Problem to work on -> Output the data in full. Keep every entry exactly as written.

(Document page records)
┌──

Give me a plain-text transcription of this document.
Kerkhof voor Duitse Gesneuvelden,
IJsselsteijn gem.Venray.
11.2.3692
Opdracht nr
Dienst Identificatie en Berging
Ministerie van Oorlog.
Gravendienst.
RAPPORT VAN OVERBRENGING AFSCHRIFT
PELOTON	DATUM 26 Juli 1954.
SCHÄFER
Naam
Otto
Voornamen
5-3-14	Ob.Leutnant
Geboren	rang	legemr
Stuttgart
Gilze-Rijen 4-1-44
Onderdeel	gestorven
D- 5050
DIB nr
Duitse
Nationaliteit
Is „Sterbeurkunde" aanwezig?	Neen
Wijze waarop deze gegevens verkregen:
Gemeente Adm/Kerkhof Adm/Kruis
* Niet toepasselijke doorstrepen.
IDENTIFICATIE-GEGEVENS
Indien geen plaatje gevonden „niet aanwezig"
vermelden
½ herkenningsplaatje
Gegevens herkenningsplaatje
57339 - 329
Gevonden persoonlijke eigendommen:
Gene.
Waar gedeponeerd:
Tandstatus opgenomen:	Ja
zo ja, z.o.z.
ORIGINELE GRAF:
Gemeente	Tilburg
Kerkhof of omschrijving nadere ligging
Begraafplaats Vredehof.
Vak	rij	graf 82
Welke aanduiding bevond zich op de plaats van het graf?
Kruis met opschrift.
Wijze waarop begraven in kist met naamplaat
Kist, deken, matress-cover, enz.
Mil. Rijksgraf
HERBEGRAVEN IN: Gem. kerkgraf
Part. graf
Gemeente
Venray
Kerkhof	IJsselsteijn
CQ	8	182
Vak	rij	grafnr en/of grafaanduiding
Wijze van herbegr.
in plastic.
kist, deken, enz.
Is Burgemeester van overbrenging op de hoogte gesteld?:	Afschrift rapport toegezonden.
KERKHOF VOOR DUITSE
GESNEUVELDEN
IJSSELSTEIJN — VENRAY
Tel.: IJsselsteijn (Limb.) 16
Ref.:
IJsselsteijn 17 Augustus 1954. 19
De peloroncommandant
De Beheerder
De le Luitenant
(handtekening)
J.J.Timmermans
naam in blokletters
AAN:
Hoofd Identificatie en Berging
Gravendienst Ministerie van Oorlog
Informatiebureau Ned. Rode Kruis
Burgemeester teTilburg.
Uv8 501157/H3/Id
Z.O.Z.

└──

Task solution ->
Give me a plain-text transcription of this document.
Kerkhof voor Duitse Gesneuvelden,
IJsselsteijn gem.Venray.
11.2.3692
Opdracht nr
Dienst Identificatie en Berging
Ministerie van Oorlog.
Gravendienst.
RAPPORT VAN OVERBRENGING AFSCHRIFT
PELOTON	DATUM 26 Juli 1954.
SCHÄFER
Naam
Otto
Voornamen
5-3-14	Ob.Leutnant
Geboren	rang	legemr
Stuttgart
Gilze-Rijen 4-1-44
Onderdeel	gestorven
D- 5050
DIB nr
Duitse
Nationaliteit
Is „Sterbeurkunde" aanwezig?	Neen
Wijze waarop deze gegevens verkregen:
Gemeente Adm/Kerkhof Adm/Kruis
* Niet toepasselijke doorstrepen.
IDENTIFICATIE-GEGEVENS
Indien geen plaatje gevonden „niet aanwezig"
vermelden
½ herkenningsplaatje
Gegevens herkenningsplaatje
57339 - 329
Gevonden persoonlijke eigendommen:
Gene.
Waar gedeponeerd:
Tandstatus opgenomen:	Ja
zo ja, z.o.z.
ORIGINELE GRAF:
Gemeente	Tilburg
Kerkhof of omschrijving nadere ligging
Begraafplaats Vredehof.
Vak	rij	graf 82
Welke aanduiding bevond zich op de plaats van het graf?
Kruis met opschrift.
Wijze waarop begraven in kist met naamplaat
Kist, deken, matress-cover, enz.
Mil. Rijksgraf
HERBEGRAVEN IN: Gem. kerkgraf
Part. graf
Gemeente
Venray
Kerkhof	IJsselsteijn
CQ	8	182
Vak	rij	grafnr en/of grafaanduiding
Wijze van herbegr.
in plastic.
kist, deken, enz.
Is Burgemeester van overbrenging op de hoogte gesteld?:	Afschrift rapport toegezonden.
KERKHOF VOOR DUITSE
GESNEUVELDEN
IJSSELSTEIJN — VENRAY
Tel.: IJsselsteijn (Limb.) 16
Ref.:
IJsselsteijn 17 Augustus 1954. 19
De peloroncommandant
De Beheerder
De le Luitenant
(handtekening)
J.J.Timmermans
naam in blokletters
AAN:
Hoofd Identificatie en Berging
Gravendienst Ministerie van Oorlog
Informatiebureau Ned. Rode Kruis
Burgemeester teTilburg.
Uv8 501157/H3/Id
Z.O.Z.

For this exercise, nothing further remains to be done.